# [Exercise]
Return every line below unchanged, character for character.

______

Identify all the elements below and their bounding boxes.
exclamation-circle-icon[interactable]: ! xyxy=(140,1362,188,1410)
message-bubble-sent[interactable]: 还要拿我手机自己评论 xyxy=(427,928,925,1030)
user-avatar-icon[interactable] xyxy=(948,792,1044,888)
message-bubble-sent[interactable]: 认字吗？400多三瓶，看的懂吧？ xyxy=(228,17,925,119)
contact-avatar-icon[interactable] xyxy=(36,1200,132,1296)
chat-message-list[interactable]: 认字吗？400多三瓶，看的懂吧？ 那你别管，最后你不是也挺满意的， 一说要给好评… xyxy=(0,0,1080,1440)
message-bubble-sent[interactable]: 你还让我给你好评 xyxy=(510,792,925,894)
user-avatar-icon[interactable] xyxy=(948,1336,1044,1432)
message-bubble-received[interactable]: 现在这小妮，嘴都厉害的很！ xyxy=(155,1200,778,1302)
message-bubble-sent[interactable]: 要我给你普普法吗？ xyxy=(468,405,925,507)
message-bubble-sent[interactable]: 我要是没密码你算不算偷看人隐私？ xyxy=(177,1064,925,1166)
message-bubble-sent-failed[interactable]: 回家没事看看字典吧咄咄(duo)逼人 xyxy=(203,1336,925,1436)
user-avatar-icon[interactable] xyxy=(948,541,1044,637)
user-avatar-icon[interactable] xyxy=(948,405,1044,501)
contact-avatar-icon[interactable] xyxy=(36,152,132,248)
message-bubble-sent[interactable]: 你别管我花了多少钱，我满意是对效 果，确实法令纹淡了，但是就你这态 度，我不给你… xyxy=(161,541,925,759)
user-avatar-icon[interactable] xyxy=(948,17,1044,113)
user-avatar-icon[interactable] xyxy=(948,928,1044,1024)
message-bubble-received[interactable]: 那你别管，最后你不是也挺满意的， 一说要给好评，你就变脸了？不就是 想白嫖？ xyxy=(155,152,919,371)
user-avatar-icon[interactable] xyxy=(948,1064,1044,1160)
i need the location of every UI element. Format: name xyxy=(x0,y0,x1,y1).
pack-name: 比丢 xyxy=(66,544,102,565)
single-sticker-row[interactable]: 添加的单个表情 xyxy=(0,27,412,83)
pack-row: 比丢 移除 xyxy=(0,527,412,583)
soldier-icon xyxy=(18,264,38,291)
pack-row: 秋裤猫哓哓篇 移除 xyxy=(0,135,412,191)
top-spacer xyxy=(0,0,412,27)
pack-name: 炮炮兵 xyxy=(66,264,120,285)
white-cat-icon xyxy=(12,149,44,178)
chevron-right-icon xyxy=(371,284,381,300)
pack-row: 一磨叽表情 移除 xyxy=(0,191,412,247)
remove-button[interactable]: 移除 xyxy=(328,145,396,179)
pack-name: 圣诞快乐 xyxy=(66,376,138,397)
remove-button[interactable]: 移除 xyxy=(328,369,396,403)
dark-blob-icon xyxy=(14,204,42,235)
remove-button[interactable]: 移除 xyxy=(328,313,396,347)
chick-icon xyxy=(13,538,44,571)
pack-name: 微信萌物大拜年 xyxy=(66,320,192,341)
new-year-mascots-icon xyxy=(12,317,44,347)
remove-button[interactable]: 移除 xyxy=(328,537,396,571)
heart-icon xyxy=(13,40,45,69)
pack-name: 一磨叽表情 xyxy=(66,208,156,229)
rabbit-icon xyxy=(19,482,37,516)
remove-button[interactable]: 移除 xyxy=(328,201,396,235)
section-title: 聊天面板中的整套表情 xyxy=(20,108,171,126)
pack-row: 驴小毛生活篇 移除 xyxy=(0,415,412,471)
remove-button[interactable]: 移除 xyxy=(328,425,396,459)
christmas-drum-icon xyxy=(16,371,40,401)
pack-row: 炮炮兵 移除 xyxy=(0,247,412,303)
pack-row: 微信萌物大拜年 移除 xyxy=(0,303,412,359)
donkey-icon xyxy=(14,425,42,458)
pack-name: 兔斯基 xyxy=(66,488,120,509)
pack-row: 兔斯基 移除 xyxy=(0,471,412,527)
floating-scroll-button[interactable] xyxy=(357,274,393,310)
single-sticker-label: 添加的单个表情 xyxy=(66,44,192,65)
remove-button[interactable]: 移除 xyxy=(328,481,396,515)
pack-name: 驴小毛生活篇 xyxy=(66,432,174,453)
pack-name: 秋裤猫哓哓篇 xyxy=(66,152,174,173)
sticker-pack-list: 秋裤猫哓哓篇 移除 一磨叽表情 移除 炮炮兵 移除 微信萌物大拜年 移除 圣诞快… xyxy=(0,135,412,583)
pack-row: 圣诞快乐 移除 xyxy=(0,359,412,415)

______

# [Correct response]
Identify all the elements below and their bounding boxes.
exclamation-circle-icon[interactable]: ! xyxy=(140,1362,188,1410)
message-bubble-sent[interactable]: 还要拿我手机自己评论 xyxy=(427,928,925,1030)
user-avatar-icon[interactable] xyxy=(948,792,1044,888)
message-bubble-sent[interactable]: 认字吗？400多三瓶，看的懂吧？ xyxy=(228,17,925,119)
contact-avatar-icon[interactable] xyxy=(36,1200,132,1296)
chat-message-list[interactable]: 认字吗？400多三瓶，看的懂吧？ 那你别管，最后你不是也挺满意的， 一说要给好评… xyxy=(0,0,1080,1440)
message-bubble-sent[interactable]: 你还让我给你好评 xyxy=(510,792,925,894)
user-avatar-icon[interactable] xyxy=(948,1336,1044,1432)
message-bubble-received[interactable]: 现在这小妮，嘴都厉害的很！ xyxy=(155,1200,778,1302)
message-bubble-sent[interactable]: 要我给你普普法吗？ xyxy=(468,405,925,507)
message-bubble-sent[interactable]: 我要是没密码你算不算偷看人隐私？ xyxy=(177,1064,925,1166)
message-bubble-sent-failed[interactable]: 回家没事看看字典吧咄咄(duo)逼人 xyxy=(203,1336,925,1436)
user-avatar-icon[interactable] xyxy=(948,541,1044,637)
user-avatar-icon[interactable] xyxy=(948,405,1044,501)
contact-avatar-icon[interactable] xyxy=(36,152,132,248)
message-bubble-sent[interactable]: 你别管我花了多少钱，我满意是对效 果，确实法令纹淡了，但是就你这态 度，我不给你… xyxy=(161,541,925,759)
user-avatar-icon[interactable] xyxy=(948,17,1044,113)
user-avatar-icon[interactable] xyxy=(948,928,1044,1024)
message-bubble-received[interactable]: 那你别管，最后你不是也挺满意的， 一说要给好评，你就变脸了？不就是 想白嫖？ xyxy=(155,152,919,371)
user-avatar-icon[interactable] xyxy=(948,1064,1044,1160)
i need the location of every UI element. Format: name xyxy=(x0,y0,x1,y1).
pack-name: 比丢 xyxy=(66,544,102,565)
single-sticker-row[interactable]: 添加的单个表情 xyxy=(0,27,412,83)
pack-row: 比丢 移除 xyxy=(0,527,412,583)
soldier-icon xyxy=(18,264,38,291)
pack-row: 秋裤猫哓哓篇 移除 xyxy=(0,135,412,191)
top-spacer xyxy=(0,0,412,27)
pack-name: 炮炮兵 xyxy=(66,264,120,285)
white-cat-icon xyxy=(12,149,44,178)
chevron-right-icon xyxy=(371,284,381,300)
pack-row: 一磨叽表情 移除 xyxy=(0,191,412,247)
remove-button[interactable]: 移除 xyxy=(328,145,396,179)
pack-name: 圣诞快乐 xyxy=(66,376,138,397)
remove-button[interactable]: 移除 xyxy=(328,369,396,403)
dark-blob-icon xyxy=(14,204,42,235)
remove-button[interactable]: 移除 xyxy=(328,313,396,347)
chick-icon xyxy=(13,538,44,571)
pack-name: 微信萌物大拜年 xyxy=(66,320,192,341)
new-year-mascots-icon xyxy=(12,317,44,347)
remove-button[interactable]: 移除 xyxy=(328,537,396,571)
heart-icon xyxy=(13,40,45,69)
pack-name: 一磨叽表情 xyxy=(66,208,156,229)
rabbit-icon xyxy=(19,482,37,516)
remove-button[interactable]: 移除 xyxy=(328,201,396,235)
section-title: 聊天面板中的整套表情 xyxy=(20,108,171,126)
pack-row: 驴小毛生活篇 移除 xyxy=(0,415,412,471)
remove-button[interactable]: 移除 xyxy=(328,425,396,459)
christmas-drum-icon xyxy=(16,371,40,401)
pack-row: 炮炮兵 移除 xyxy=(0,247,412,303)
pack-row: 微信萌物大拜年 移除 xyxy=(0,303,412,359)
donkey-icon xyxy=(14,425,42,458)
pack-name: 兔斯基 xyxy=(66,488,120,509)
pack-row: 兔斯基 移除 xyxy=(0,471,412,527)
floating-scroll-button[interactable] xyxy=(357,274,393,310)
single-sticker-label: 添加的单个表情 xyxy=(66,44,192,65)
remove-button[interactable]: 移除 xyxy=(328,481,396,515)
pack-name: 驴小毛生活篇 xyxy=(66,432,174,453)
pack-name: 秋裤猫哓哓篇 xyxy=(66,152,174,173)
sticker-pack-list: 秋裤猫哓哓篇 移除 一磨叽表情 移除 炮炮兵 移除 微信萌物大拜年 移除 圣诞快… xyxy=(0,135,412,583)
pack-row: 圣诞快乐 移除 xyxy=(0,359,412,415)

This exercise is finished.